• _Challenge_: Return the count of lines with the string "Федерации" in them, and nothing else.

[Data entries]
┌──

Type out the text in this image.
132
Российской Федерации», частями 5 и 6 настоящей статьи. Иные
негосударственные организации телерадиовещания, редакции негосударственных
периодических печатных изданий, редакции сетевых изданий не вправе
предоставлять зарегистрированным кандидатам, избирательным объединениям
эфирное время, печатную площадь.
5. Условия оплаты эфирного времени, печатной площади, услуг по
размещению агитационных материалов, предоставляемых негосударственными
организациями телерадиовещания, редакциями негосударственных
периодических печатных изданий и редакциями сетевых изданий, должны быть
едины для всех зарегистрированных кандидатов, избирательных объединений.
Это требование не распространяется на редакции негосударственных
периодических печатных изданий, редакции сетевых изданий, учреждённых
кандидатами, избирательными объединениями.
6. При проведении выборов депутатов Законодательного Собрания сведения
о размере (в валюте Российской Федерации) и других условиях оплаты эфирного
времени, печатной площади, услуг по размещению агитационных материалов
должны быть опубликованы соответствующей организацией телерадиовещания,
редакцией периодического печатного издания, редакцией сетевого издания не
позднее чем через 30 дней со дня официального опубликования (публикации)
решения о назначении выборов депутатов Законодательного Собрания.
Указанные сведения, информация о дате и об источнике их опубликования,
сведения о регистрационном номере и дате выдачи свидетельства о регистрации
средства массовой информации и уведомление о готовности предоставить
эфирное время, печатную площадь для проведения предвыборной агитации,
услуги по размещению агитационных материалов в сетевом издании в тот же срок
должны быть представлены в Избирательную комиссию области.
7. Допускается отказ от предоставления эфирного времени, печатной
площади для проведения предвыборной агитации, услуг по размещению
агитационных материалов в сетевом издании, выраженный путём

└──
┌──

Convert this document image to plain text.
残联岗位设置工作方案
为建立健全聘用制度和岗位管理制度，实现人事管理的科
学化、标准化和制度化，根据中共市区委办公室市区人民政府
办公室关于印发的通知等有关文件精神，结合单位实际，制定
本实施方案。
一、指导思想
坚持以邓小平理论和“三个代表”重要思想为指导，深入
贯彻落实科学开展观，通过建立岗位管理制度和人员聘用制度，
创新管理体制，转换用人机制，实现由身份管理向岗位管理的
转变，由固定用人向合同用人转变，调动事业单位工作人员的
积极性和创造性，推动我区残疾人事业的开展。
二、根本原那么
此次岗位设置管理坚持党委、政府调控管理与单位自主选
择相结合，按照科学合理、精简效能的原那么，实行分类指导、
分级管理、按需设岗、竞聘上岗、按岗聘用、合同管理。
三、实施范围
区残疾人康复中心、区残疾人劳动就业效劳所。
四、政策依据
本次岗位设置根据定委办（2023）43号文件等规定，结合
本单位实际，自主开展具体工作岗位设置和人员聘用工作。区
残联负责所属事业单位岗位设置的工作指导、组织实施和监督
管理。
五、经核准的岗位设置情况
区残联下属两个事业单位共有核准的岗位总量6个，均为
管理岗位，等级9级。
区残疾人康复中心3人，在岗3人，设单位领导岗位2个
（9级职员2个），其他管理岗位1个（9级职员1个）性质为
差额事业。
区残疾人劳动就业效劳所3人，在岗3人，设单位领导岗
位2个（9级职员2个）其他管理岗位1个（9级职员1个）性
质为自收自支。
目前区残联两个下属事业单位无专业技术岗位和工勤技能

└──
┌──

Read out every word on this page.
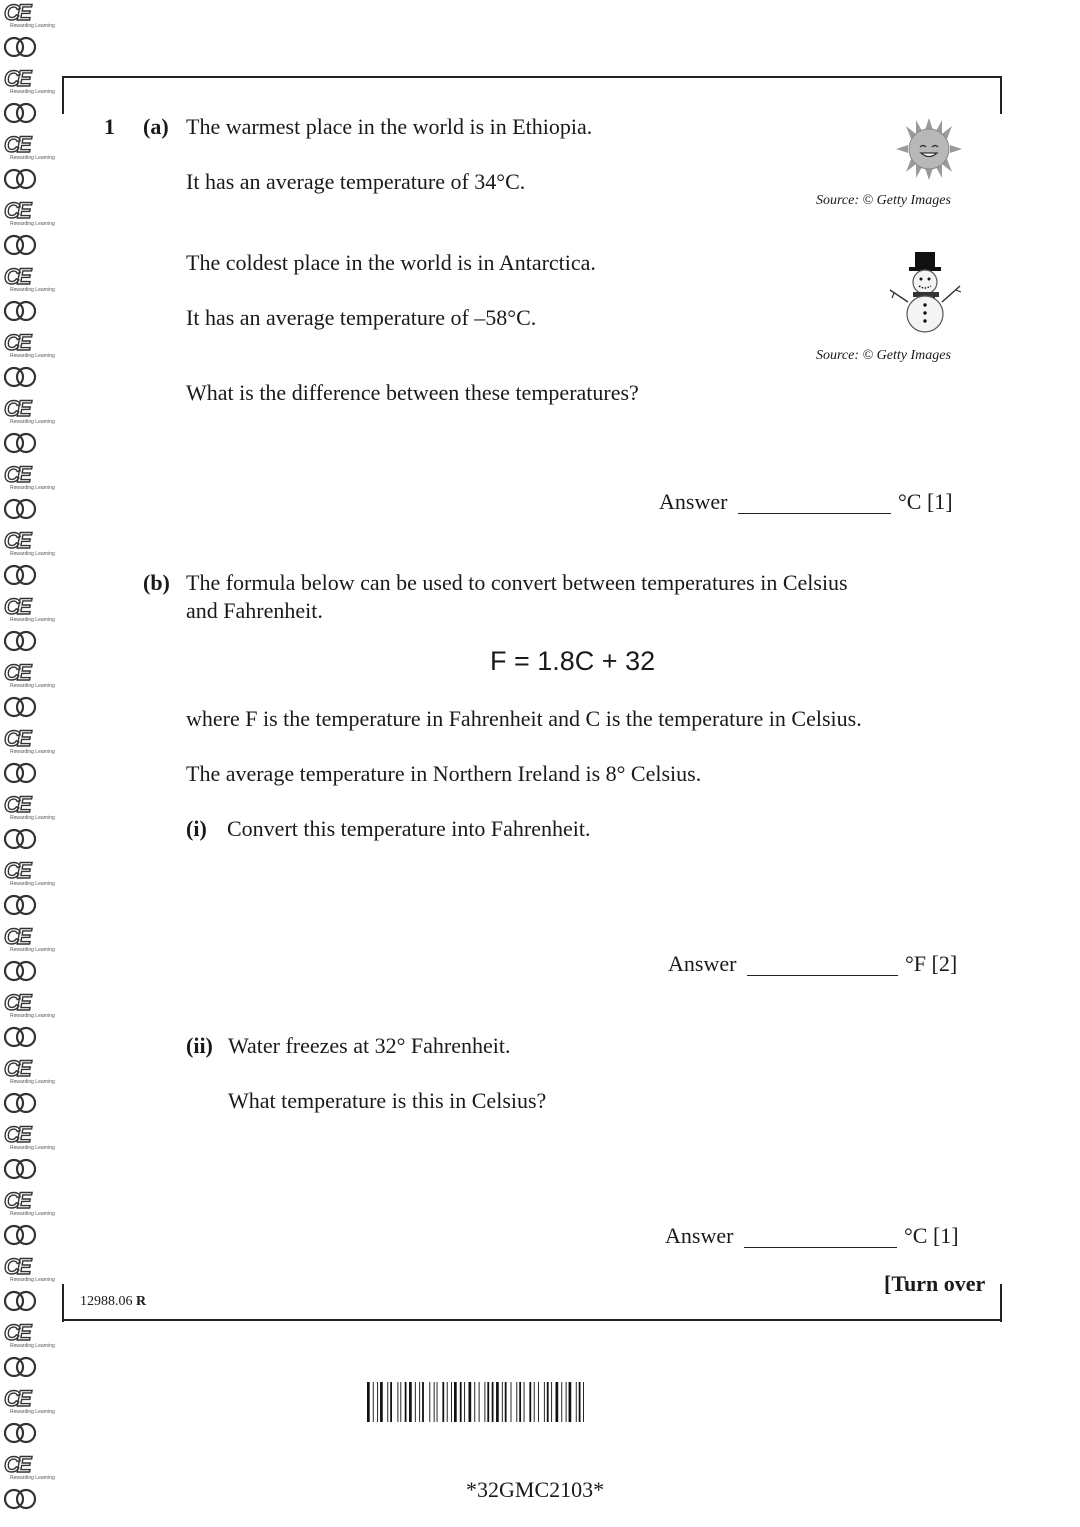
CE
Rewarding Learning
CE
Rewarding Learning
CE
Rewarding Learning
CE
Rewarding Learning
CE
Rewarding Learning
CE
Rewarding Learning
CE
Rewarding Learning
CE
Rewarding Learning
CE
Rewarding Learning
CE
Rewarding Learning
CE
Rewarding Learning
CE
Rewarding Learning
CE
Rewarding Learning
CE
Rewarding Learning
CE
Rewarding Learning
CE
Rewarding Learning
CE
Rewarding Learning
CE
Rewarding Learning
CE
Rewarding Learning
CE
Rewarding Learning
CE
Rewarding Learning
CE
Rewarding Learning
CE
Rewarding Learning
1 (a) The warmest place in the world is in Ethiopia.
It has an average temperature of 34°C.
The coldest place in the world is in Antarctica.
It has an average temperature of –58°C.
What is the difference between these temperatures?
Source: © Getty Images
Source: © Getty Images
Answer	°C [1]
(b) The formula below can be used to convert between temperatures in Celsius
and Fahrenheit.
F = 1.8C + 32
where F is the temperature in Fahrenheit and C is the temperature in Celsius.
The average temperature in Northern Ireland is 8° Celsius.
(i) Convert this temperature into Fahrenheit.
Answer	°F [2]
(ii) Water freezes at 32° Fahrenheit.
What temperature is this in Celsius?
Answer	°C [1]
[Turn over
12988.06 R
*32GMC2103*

└──

• _Output of the exercise_: 2